◆ **What the task requires**
Collect all lines containing the word "name" from the data.

--- Task material ---

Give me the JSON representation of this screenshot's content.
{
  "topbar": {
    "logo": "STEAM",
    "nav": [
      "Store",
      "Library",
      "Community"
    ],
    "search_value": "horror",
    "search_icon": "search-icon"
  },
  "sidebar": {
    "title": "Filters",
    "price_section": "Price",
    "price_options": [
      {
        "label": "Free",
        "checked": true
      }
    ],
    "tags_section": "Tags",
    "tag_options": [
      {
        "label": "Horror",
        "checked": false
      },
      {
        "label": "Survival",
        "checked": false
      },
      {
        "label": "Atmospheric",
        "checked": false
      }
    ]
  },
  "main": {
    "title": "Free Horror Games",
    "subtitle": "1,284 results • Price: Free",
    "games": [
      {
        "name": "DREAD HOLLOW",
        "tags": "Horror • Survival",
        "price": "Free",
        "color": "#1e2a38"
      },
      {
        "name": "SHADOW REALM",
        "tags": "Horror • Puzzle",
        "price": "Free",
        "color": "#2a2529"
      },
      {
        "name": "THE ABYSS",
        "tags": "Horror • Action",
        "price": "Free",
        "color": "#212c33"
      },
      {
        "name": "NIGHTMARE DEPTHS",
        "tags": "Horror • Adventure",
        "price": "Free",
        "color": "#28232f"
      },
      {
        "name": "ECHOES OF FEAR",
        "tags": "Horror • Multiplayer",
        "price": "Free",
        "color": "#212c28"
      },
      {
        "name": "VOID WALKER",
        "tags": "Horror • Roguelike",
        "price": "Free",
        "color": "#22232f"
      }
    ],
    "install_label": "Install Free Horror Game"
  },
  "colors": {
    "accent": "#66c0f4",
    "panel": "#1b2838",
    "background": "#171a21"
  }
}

---

◆ **Solution to this exercise**
        "name": "DREAD HOLLOW",
        "name": "SHADOW REALM",
        "name": "THE ABYSS",
        "name": "NIGHTMARE DEPTHS",
        "name": "ECHOES OF FEAR",
        "name": "VOID WALKER",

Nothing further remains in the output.